▸ **DESCRIPTION OF THE TASK**: Reproduce verbatim the lines between the one containing "Polygon shape: [327, 283, 463, 292]" and the one containing "Bar: [321, 20, 480, 119]", inclusive.

▸ **STORED ROWS**:
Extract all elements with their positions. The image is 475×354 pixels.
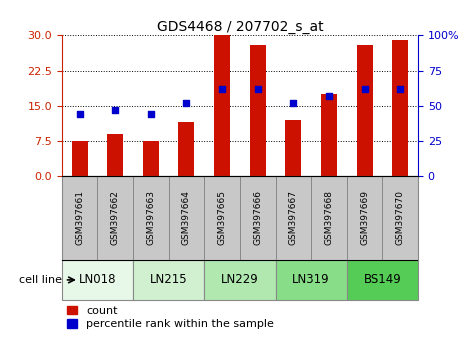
Text: LN018: LN018 (79, 273, 116, 286)
Text: GSM397666: GSM397666 (253, 190, 262, 245)
Legend: count, percentile rank within the sample: count, percentile rank within the sample (67, 306, 274, 330)
Text: cell line: cell line (19, 275, 62, 285)
Point (76, 112, 84, 117)
Point (325, 93, 332, 99)
Bar (133, 260, 204, 300)
Point (111, 107, 119, 113)
Bar (347, 260, 418, 300)
Bar (285, 120, 301, 176)
Text: BS149: BS149 (363, 273, 401, 286)
Point (361, 86, 369, 92)
Text: LN319: LN319 (292, 273, 330, 286)
Text: GSM397665: GSM397665 (218, 190, 227, 245)
Text: GSM397661: GSM397661 (75, 190, 84, 245)
Bar (321, 94, 337, 176)
Bar (62, 260, 133, 300)
Text: LN229: LN229 (221, 273, 259, 286)
Bar (143, 141, 159, 176)
Bar (204, 260, 276, 300)
Text: GSM397664: GSM397664 (182, 190, 191, 245)
Point (254, 86, 261, 92)
Bar (276, 260, 347, 300)
Text: GSM397669: GSM397669 (360, 190, 369, 245)
Point (147, 112, 155, 117)
Bar (250, 45, 266, 176)
Bar (72, 141, 87, 176)
Point (182, 100, 190, 106)
Text: GSM397667: GSM397667 (289, 190, 298, 245)
Text: GSM397668: GSM397668 (324, 190, 333, 245)
Bar (179, 122, 194, 176)
Bar (357, 45, 372, 176)
Title: GDS4468 / 207702_s_at: GDS4468 / 207702_s_at (157, 21, 323, 34)
Text: GSM397663: GSM397663 (146, 190, 155, 245)
Point (396, 86, 404, 92)
Bar (107, 134, 123, 176)
Text: LN215: LN215 (150, 273, 188, 286)
Text: GSM397662: GSM397662 (111, 190, 120, 245)
Bar (214, 35, 230, 176)
Bar (392, 40, 408, 176)
Point (289, 100, 297, 106)
Text: GSM397670: GSM397670 (396, 190, 405, 245)
Point (218, 86, 226, 92)
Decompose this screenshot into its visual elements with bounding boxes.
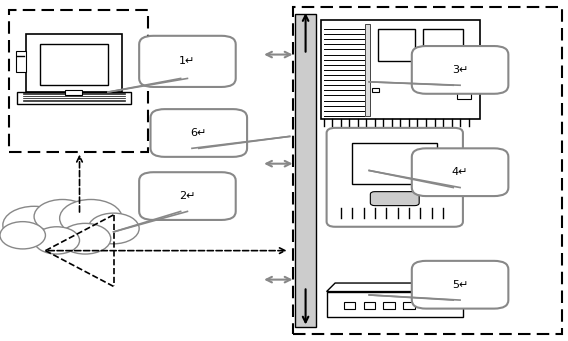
Polygon shape: [327, 283, 463, 292]
Text: 5↵: 5↵: [452, 280, 468, 290]
Bar: [423, 29, 463, 61]
Bar: [65, 90, 82, 95]
Text: 3↵: 3↵: [452, 65, 468, 75]
Bar: [26, 34, 122, 92]
Bar: [344, 302, 355, 309]
Bar: [40, 44, 108, 85]
Text: 1↵: 1↵: [179, 56, 195, 66]
Bar: [16, 51, 26, 72]
Bar: [352, 143, 437, 184]
Bar: [295, 14, 316, 327]
Circle shape: [60, 199, 122, 237]
Bar: [17, 92, 131, 104]
Bar: [321, 20, 480, 119]
Bar: [364, 302, 375, 309]
Text: 2↵: 2↵: [179, 191, 196, 201]
Bar: [365, 24, 370, 116]
FancyBboxPatch shape: [293, 7, 562, 334]
Bar: [327, 292, 463, 317]
Bar: [378, 29, 415, 61]
FancyBboxPatch shape: [412, 148, 508, 196]
Bar: [295, 14, 316, 327]
FancyBboxPatch shape: [327, 128, 463, 227]
Text: 6↵: 6↵: [191, 128, 207, 138]
Bar: [457, 72, 471, 99]
Circle shape: [88, 213, 139, 244]
Circle shape: [0, 222, 45, 249]
FancyBboxPatch shape: [412, 46, 508, 94]
Circle shape: [3, 206, 65, 244]
FancyBboxPatch shape: [370, 192, 419, 206]
FancyBboxPatch shape: [9, 10, 148, 152]
Circle shape: [60, 223, 111, 254]
FancyBboxPatch shape: [412, 261, 508, 309]
Bar: [383, 302, 395, 309]
Bar: [403, 302, 415, 309]
Circle shape: [34, 227, 80, 254]
FancyBboxPatch shape: [139, 36, 236, 87]
Bar: [372, 88, 379, 92]
FancyBboxPatch shape: [151, 109, 247, 157]
Text: 4↵: 4↵: [452, 167, 469, 177]
FancyBboxPatch shape: [139, 172, 236, 220]
Circle shape: [34, 199, 91, 234]
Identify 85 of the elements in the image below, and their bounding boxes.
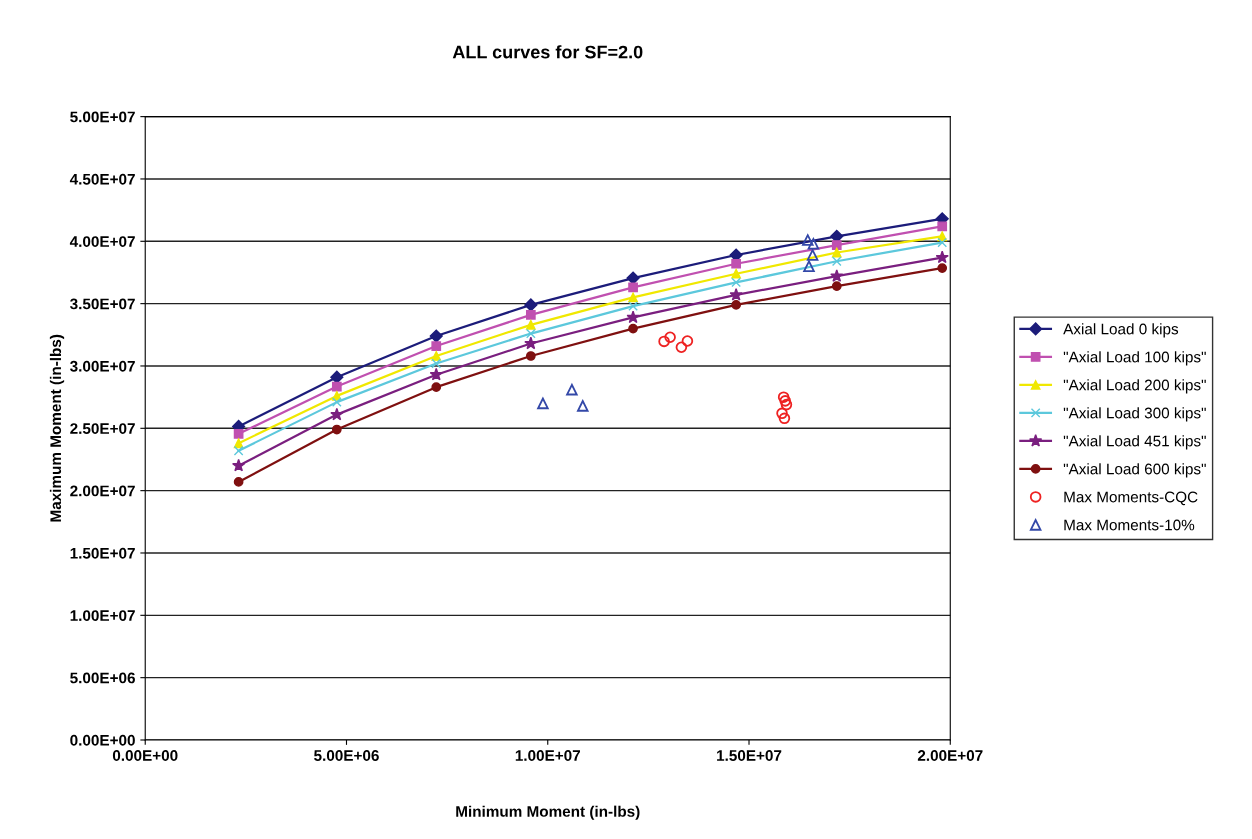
point [431, 341, 442, 351]
point [537, 397, 549, 410]
point [807, 238, 820, 250]
point [331, 424, 342, 435]
y-tick-label: 3.00E+07 [70, 360, 135, 372]
point [429, 329, 443, 343]
point [233, 428, 244, 439]
point [233, 445, 244, 456]
point [331, 397, 342, 407]
point [628, 301, 638, 311]
x-tick-label: 1.00E+07 [515, 750, 580, 761]
y-tick-label: 0.00E+00 [70, 734, 135, 746]
point [777, 391, 790, 403]
point [431, 358, 442, 369]
y-tick-label: 1.50E+07 [70, 547, 135, 559]
y-tick-label: 5.00E+07 [70, 111, 135, 123]
point [675, 341, 688, 354]
legend-label: Axial Load 0 kips [1063, 323, 1179, 338]
point [731, 258, 741, 269]
y-tick-label: 2.50E+07 [70, 423, 135, 434]
point [803, 260, 815, 272]
point [628, 323, 638, 334]
point [626, 310, 640, 324]
point [525, 351, 536, 361]
point [831, 247, 842, 258]
point [628, 282, 638, 293]
y-tick-label: 3.50E+07 [70, 298, 135, 310]
point [577, 400, 589, 412]
point [831, 256, 842, 267]
point [731, 268, 741, 279]
point [778, 412, 791, 425]
point [330, 407, 344, 421]
point [525, 328, 536, 339]
point [830, 269, 844, 282]
point [937, 263, 948, 273]
point [937, 221, 948, 232]
point [780, 398, 793, 411]
point [330, 370, 344, 384]
point [681, 335, 694, 347]
y-tick-label: 5.00E+06 [70, 672, 135, 684]
y-tick-label: 4.50E+07 [69, 173, 135, 185]
point [525, 319, 536, 330]
legend-label: "Axial Load 100 kips" [1063, 351, 1206, 366]
x-tick-label: 2.00E+07 [917, 750, 983, 761]
point [233, 477, 244, 487]
point [806, 249, 819, 261]
point [729, 287, 743, 301]
point [429, 367, 443, 381]
legend-label: Max Moments-CQC [1064, 491, 1198, 506]
point [233, 438, 244, 449]
point [776, 407, 788, 420]
point [731, 300, 741, 310]
point [628, 292, 638, 303]
y-tick-label: 1.00E+07 [70, 610, 135, 622]
point [802, 234, 814, 246]
point [779, 395, 792, 407]
x-tick-label: 5.00E+06 [314, 750, 379, 761]
y-tick-label: 2.00E+07 [70, 485, 135, 497]
point [525, 309, 536, 320]
x-axis-title: Minimum Moment (in-lbs) [456, 805, 640, 820]
point [331, 381, 342, 392]
chart-title: ALL curves for SF=2.0 [452, 45, 643, 59]
point [831, 240, 842, 250]
legend-label: Max Moments-10% [1064, 519, 1195, 531]
point [731, 277, 741, 288]
point [626, 271, 640, 285]
point [935, 250, 949, 264]
point [831, 281, 842, 292]
legend-label: "Axial Load 451 kips" [1063, 435, 1206, 450]
legend-label: "Axial Load 600 kips" [1063, 463, 1206, 478]
point [937, 237, 948, 248]
y-tick-label: 4.00E+07 [69, 236, 135, 247]
point [524, 336, 538, 350]
point [566, 383, 578, 396]
point [524, 298, 538, 312]
point [431, 351, 442, 361]
point [231, 458, 246, 472]
legend-label: "Axial Load 200 kips" [1063, 379, 1206, 394]
point [664, 331, 676, 344]
x-tick-label: 0.00E+00 [112, 750, 178, 761]
x-tick-label: 1.50E+07 [717, 750, 782, 761]
point [658, 335, 670, 348]
point [431, 382, 442, 393]
legend-label: "Axial Load 300 kips" [1063, 407, 1206, 422]
y-axis-title: Maximum Moment (in-lbs) [49, 334, 65, 522]
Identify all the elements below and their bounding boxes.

▸ **REPLY TO THE EXERCISE**:
Polygon shape: [327, 283, 463, 292]
Text: 5↵: 5↵: [452, 280, 468, 290]
Bar: [423, 29, 463, 61]
Bar: [65, 90, 82, 95]
Text: 3↵: 3↵: [452, 65, 468, 75]
Bar: [26, 34, 122, 92]
Bar: [344, 302, 355, 309]
Bar: [40, 44, 108, 85]
Text: 1↵: 1↵: [179, 56, 195, 66]
Bar: [16, 51, 26, 72]
Bar: [352, 143, 437, 184]
Bar: [295, 14, 316, 327]
Circle shape: [60, 199, 122, 237]
Bar: [17, 92, 131, 104]
Bar: [321, 20, 480, 119]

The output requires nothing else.